Problem details
Quote the entries in full, character for character, without their images.

* BEGIN *

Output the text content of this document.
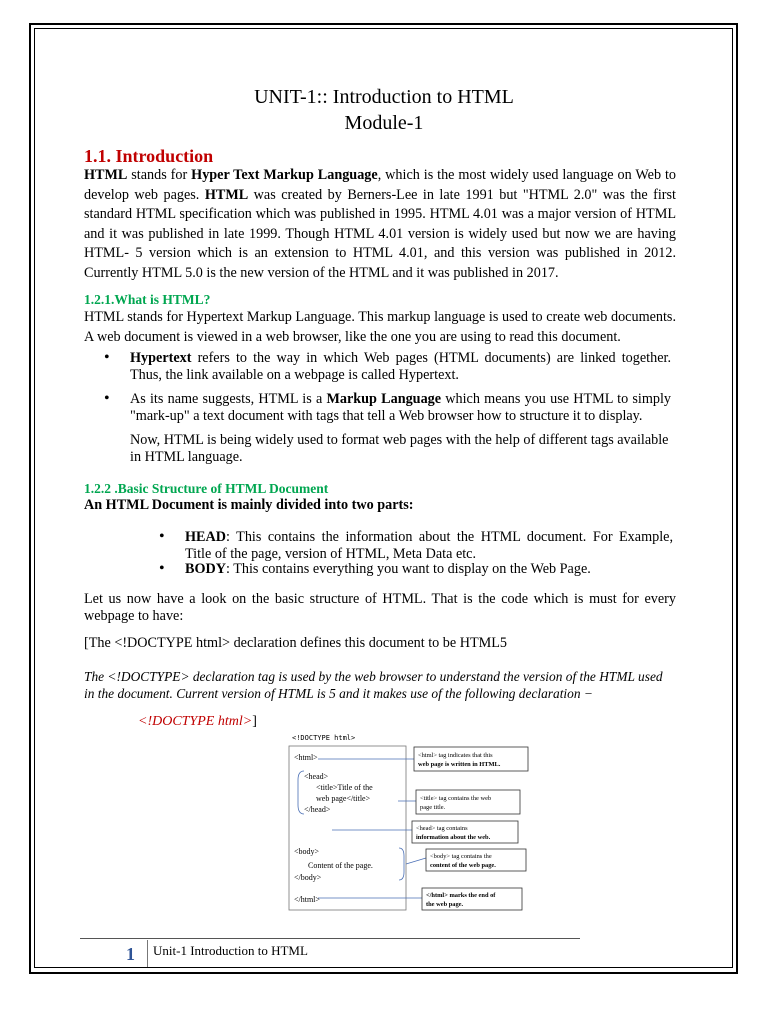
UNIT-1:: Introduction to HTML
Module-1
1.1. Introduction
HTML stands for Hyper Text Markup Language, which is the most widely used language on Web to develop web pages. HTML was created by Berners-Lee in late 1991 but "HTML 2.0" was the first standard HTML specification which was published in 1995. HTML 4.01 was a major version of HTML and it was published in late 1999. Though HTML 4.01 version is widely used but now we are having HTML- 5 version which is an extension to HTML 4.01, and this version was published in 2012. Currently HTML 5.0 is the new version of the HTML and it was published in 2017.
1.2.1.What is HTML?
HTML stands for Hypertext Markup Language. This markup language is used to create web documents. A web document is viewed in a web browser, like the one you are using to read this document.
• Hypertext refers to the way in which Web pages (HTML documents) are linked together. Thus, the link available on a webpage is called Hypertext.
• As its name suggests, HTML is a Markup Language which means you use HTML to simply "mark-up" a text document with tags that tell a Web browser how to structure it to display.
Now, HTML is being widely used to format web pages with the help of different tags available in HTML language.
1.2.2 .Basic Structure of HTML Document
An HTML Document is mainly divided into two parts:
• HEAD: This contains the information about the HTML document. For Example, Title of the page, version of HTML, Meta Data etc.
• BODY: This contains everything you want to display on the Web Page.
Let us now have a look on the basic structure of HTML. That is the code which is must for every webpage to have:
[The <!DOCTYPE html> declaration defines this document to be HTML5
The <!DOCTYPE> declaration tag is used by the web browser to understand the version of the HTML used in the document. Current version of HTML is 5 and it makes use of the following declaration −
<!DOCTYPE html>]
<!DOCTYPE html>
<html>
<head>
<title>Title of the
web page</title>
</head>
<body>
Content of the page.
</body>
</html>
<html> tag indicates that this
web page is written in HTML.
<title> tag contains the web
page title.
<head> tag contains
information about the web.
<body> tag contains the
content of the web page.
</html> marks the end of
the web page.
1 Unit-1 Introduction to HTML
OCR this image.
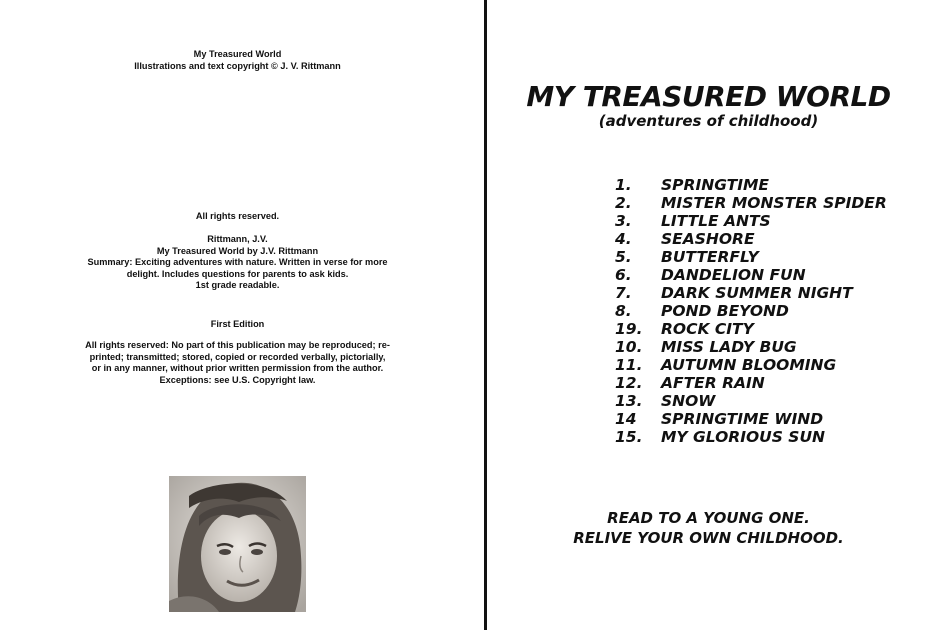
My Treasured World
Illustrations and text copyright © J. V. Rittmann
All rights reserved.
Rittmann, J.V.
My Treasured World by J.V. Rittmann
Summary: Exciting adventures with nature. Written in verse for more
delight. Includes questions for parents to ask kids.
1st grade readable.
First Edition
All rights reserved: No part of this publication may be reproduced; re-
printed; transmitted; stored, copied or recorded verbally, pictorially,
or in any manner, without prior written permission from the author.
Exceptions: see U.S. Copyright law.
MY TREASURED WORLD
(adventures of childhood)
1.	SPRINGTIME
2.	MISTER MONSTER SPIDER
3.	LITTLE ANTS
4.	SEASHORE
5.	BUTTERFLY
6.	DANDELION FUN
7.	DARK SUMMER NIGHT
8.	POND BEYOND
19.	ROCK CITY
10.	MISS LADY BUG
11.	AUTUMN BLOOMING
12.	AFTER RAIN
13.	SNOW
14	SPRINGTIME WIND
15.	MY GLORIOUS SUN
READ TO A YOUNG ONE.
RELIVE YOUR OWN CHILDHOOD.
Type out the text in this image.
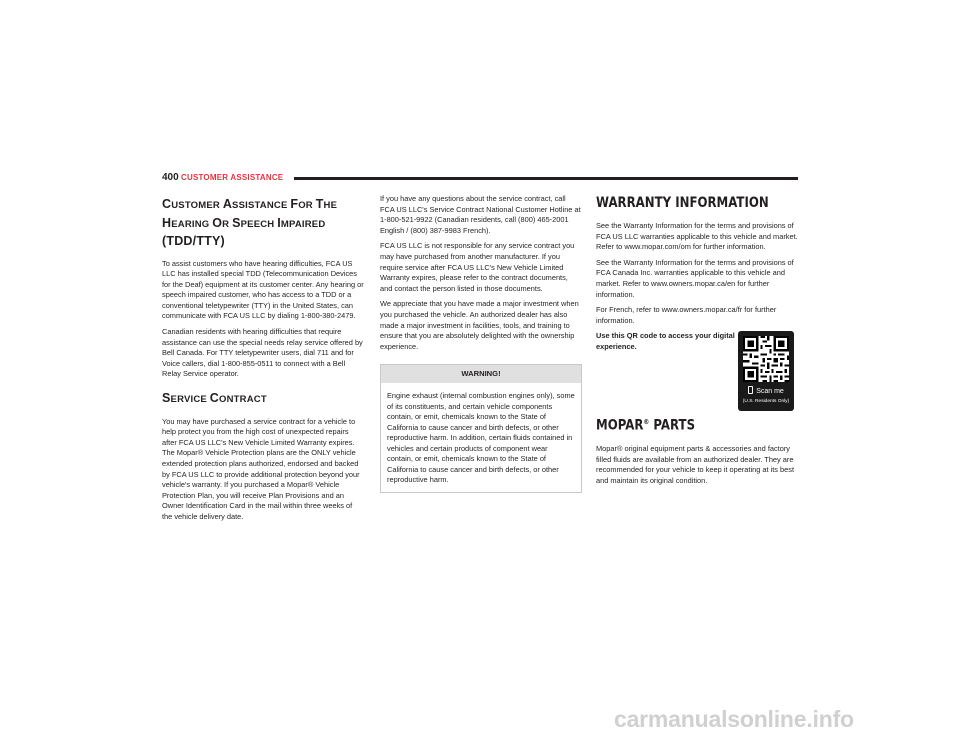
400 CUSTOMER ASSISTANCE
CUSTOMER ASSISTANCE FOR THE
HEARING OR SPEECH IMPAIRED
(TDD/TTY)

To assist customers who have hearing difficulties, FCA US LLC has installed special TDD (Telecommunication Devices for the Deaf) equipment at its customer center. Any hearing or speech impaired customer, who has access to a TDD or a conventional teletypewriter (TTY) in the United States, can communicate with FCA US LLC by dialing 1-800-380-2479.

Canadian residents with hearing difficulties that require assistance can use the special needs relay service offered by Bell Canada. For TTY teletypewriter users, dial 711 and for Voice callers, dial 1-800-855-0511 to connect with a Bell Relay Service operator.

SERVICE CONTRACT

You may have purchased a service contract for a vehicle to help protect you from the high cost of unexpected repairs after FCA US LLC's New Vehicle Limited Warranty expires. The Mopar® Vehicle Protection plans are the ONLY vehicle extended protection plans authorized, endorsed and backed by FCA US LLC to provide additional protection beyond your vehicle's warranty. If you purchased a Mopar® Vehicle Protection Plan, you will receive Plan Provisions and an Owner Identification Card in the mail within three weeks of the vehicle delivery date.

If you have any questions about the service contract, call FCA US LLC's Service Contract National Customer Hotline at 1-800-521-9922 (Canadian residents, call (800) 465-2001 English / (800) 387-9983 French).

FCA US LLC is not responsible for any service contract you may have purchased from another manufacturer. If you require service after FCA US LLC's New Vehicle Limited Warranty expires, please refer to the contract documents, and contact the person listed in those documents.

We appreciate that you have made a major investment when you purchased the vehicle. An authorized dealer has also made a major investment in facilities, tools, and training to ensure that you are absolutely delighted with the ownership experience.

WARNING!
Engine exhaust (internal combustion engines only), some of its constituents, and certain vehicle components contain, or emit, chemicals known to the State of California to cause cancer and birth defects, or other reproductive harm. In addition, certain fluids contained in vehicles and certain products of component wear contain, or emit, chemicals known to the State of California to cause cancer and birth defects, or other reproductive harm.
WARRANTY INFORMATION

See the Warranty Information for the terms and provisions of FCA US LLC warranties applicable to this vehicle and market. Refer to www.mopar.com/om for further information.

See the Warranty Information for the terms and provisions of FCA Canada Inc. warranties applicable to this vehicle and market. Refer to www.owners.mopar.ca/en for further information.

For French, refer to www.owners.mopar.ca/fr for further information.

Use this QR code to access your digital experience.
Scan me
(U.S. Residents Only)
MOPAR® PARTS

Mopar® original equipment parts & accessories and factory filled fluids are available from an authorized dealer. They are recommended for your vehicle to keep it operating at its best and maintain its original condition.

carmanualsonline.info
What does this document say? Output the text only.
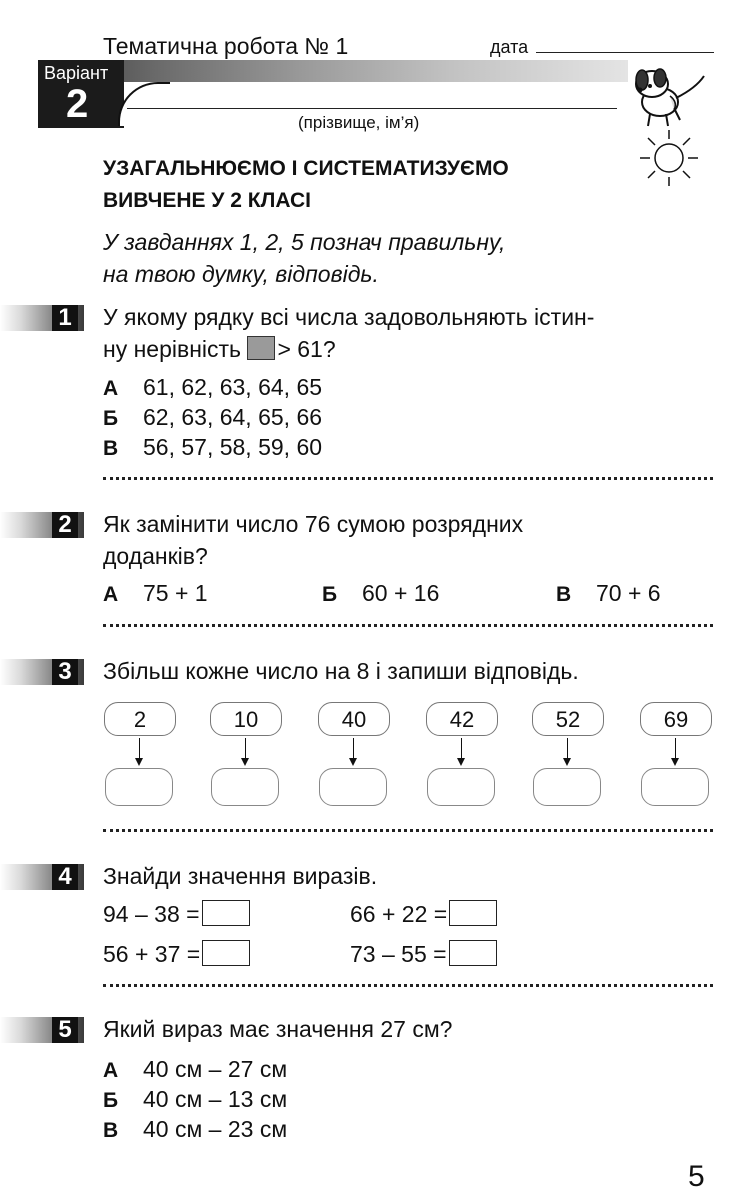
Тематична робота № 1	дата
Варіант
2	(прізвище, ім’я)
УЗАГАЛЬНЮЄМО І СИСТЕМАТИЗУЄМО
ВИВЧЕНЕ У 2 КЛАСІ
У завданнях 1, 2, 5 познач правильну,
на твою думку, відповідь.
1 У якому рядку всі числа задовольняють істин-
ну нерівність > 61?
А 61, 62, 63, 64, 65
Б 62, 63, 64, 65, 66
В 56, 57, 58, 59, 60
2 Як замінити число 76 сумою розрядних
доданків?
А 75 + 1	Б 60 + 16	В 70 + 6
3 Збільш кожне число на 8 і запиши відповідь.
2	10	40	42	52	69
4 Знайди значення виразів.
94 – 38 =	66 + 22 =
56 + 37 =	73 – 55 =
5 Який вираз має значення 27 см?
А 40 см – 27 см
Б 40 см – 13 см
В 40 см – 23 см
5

* END *

Completed exercise
Output the text content of this document.
UNIT-1:: Introduction to HTML
Module-1
1.1. Introduction
HTML stands for Hyper Text Markup Language, which is the most widely used language on Web to develop web pages. HTML was created by Berners-Lee in late 1991 but "HTML 2.0" was the first standard HTML specification which was published in 1995. HTML 4.01 was a major version of HTML and it was published in late 1999. Though HTML 4.01 version is widely used but now we are having HTML- 5 version which is an extension to HTML 4.01, and this version was published in 2012. Currently HTML 5.0 is the new version of the HTML and it was published in 2017.
1.2.1.What is HTML?
HTML stands for Hypertext Markup Language. This markup language is used to create web documents. A web document is viewed in a web browser, like the one you are using to read this document.
• Hypertext refers to the way in which Web pages (HTML documents) are linked together. Thus, the link available on a webpage is called Hypertext.
• As its name suggests, HTML is a Markup Language which means you use HTML to simply "mark-up" a text document with tags that tell a Web browser how to structure it to display.
Now, HTML is being widely used to format web pages with the help of different tags available in HTML language.
1.2.2 .Basic Structure of HTML Document
An HTML Document is mainly divided into two parts:
• HEAD: This contains the information about the HTML document. For Example, Title of the page, version of HTML, Meta Data etc.
• BODY: This contains everything you want to display on the Web Page.
Let us now have a look on the basic structure of HTML. That is the code which is must for every webpage to have:
[The <!DOCTYPE html> declaration defines this document to be HTML5
The <!DOCTYPE> declaration tag is used by the web browser to understand the version of the HTML used in the document. Current version of HTML is 5 and it makes use of the following declaration −
<!DOCTYPE html>]
<!DOCTYPE html>
<html>
<head>
<title>Title of the
web page</title>
</head>
<body>
Content of the page.
</body>
</html>
<html> tag indicates that this
web page is written in HTML.
<title> tag contains the web
page title.
<head> tag contains
information about the web.
<body> tag contains the
content of the web page.
</html> marks the end of
the web page.
1 Unit-1 Introduction to HTML
OCR this image.
My Treasured World
Illustrations and text copyright © J. V. Rittmann
All rights reserved.
Rittmann, J.V.
My Treasured World by J.V. Rittmann
Summary: Exciting adventures with nature. Written in verse for more
delight. Includes questions for parents to ask kids.
1st grade readable.
First Edition
All rights reserved: No part of this publication may be reproduced; re-
printed; transmitted; stored, copied or recorded verbally, pictorially,
or in any manner, without prior written permission from the author.
Exceptions: see U.S. Copyright law.
MY TREASURED WORLD
(adventures of childhood)
1.	SPRINGTIME
2.	MISTER MONSTER SPIDER
3.	LITTLE ANTS
4.	SEASHORE
5.	BUTTERFLY
6.	DANDELION FUN
7.	DARK SUMMER NIGHT
8.	POND BEYOND
19.	ROCK CITY
10.	MISS LADY BUG
11.	AUTUMN BLOOMING
12.	AFTER RAIN
13.	SNOW
14	SPRINGTIME WIND
15.	MY GLORIOUS SUN
READ TO A YOUNG ONE.
RELIVE YOUR OWN CHILDHOOD.
Type out the text in this image.
400 CUSTOMER ASSISTANCE
CUSTOMER ASSISTANCE FOR THE
HEARING OR SPEECH IMPAIRED
(TDD/TTY)

To assist customers who have hearing difficulties, FCA US LLC has installed special TDD (Telecommunication Devices for the Deaf) equipment at its customer center. Any hearing or speech impaired customer, who has access to a TDD or a conventional teletypewriter (TTY) in the United States, can communicate with FCA US LLC by dialing 1-800-380-2479.

Canadian residents with hearing difficulties that require assistance can use the special needs relay service offered by Bell Canada. For TTY teletypewriter users, dial 711 and for Voice callers, dial 1-800-855-0511 to connect with a Bell Relay Service operator.

SERVICE CONTRACT

You may have purchased a service contract for a vehicle to help protect you from the high cost of unexpected repairs after FCA US LLC's New Vehicle Limited Warranty expires. The Mopar® Vehicle Protection plans are the ONLY vehicle extended protection plans authorized, endorsed and backed by FCA US LLC to provide additional protection beyond your vehicle's warranty. If you purchased a Mopar® Vehicle Protection Plan, you will receive Plan Provisions and an Owner Identification Card in the mail within three weeks of the vehicle delivery date.

If you have any questions about the service contract, call FCA US LLC's Service Contract National Customer Hotline at 1-800-521-9922 (Canadian residents, call (800) 465-2001 English / (800) 387-9983 French).

FCA US LLC is not responsible for any service contract you may have purchased from another manufacturer. If you require service after FCA US LLC's New Vehicle Limited Warranty expires, please refer to the contract documents, and contact the person listed in those documents.

We appreciate that you have made a major investment when you purchased the vehicle. An authorized dealer has also made a major investment in facilities, tools, and training to ensure that you are absolutely delighted with the ownership experience.

WARNING!
Engine exhaust (internal combustion engines only), some of its constituents, and certain vehicle components contain, or emit, chemicals known to the State of California to cause cancer and birth defects, or other reproductive harm. In addition, certain fluids contained in vehicles and certain products of component wear contain, or emit, chemicals known to the State of California to cause cancer and birth defects, or other reproductive harm.
WARRANTY INFORMATION

See the Warranty Information for the terms and provisions of FCA US LLC warranties applicable to this vehicle and market. Refer to www.mopar.com/om for further information.

See the Warranty Information for the terms and provisions of FCA Canada Inc. warranties applicable to this vehicle and market. Refer to www.owners.mopar.ca/en for further information.

For French, refer to www.owners.mopar.ca/fr for further information.

Use this QR code to access your digital experience.
Scan me
(U.S. Residents Only)
MOPAR® PARTS

Mopar® original equipment parts & accessories and factory filled fluids are available from an authorized dealer. They are recommended for your vehicle to keep it operating at its best and maintain its original condition.

carmanualsonline.info
What does this document say? Output the text only.
Тематична робота № 1	дата
Варіант
2	(прізвище, ім’я)
УЗАГАЛЬНЮЄМО І СИСТЕМАТИЗУЄМО
ВИВЧЕНЕ У 2 КЛАСІ
У завданнях 1, 2, 5 познач правильну,
на твою думку, відповідь.
1 У якому рядку всі числа задовольняють істин-
ну нерівність > 61?
А 61, 62, 63, 64, 65
Б 62, 63, 64, 65, 66
В 56, 57, 58, 59, 60
2 Як замінити число 76 сумою розрядних
доданків?
А 75 + 1	Б 60 + 16	В 70 + 6
3 Збільш кожне число на 8 і запиши відповідь.
2	10	40	42	52	69
4 Знайди значення виразів.
94 – 38 =	66 + 22 =
56 + 37 =	73 – 55 =
5 Який вираз має значення 27 см?
А 40 см – 27 см
Б 40 см – 13 см
В 40 см – 23 см
5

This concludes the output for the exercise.